**WHAT YOU ARE ASKED TO DO**
Copy every entry word for word, but skip the pictures.

----

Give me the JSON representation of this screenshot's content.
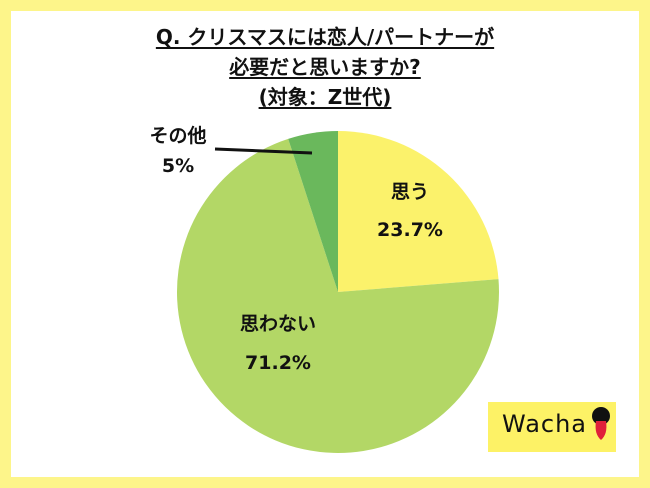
{
  "chart_data": {
    "type": "pie",
    "title_lines": [
      "Q. クリスマスには恋人/パートナーが",
      "必要だと思いますか?",
      "(対象：Z世代)"
    ],
    "slices": [
      {
        "label": "思う",
        "value": 23.7,
        "value_label": "23.7%",
        "color": "#fbf26b"
      },
      {
        "label": "思わない",
        "value": 71.2,
        "value_label": "71.2%",
        "color": "#b3d766"
      },
      {
        "label": "その他",
        "value": 5.0,
        "value_label": "5%",
        "color": "#6ab85c"
      }
    ],
    "start": "12 o'clock",
    "direction": "clockwise"
  },
  "frame_color": "#fdf58a",
  "logo": {
    "text": "Wacha",
    "background": "#fdf266",
    "mark_color": "#e0203a"
  }
}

----

**WRITTEN ANSWER**
Give me the JSON representation of this screenshot's content.
{
  "chart_data": {
    "type": "pie",
    "title_lines": [
      "Q. クリスマスには恋人/パートナーが",
      "必要だと思いますか?",
      "(対象：Z世代)"
    ],
    "slices": [
      {
        "label": "思う",
        "value": 23.7,
        "value_label": "23.7%",
        "color": "#fbf26b"
      },
      {
        "label": "思わない",
        "value": 71.2,
        "value_label": "71.2%",
        "color": "#b3d766"
      },
      {
        "label": "その他",
        "value": 5.0,
        "value_label": "5%",
        "color": "#6ab85c"
      }
    ],
    "start": "12 o'clock",
    "direction": "clockwise"
  },
  "frame_color": "#fdf58a",
  "logo": {
    "text": "Wacha",
    "background": "#fdf266",
    "mark_color": "#e0203a"
  }
}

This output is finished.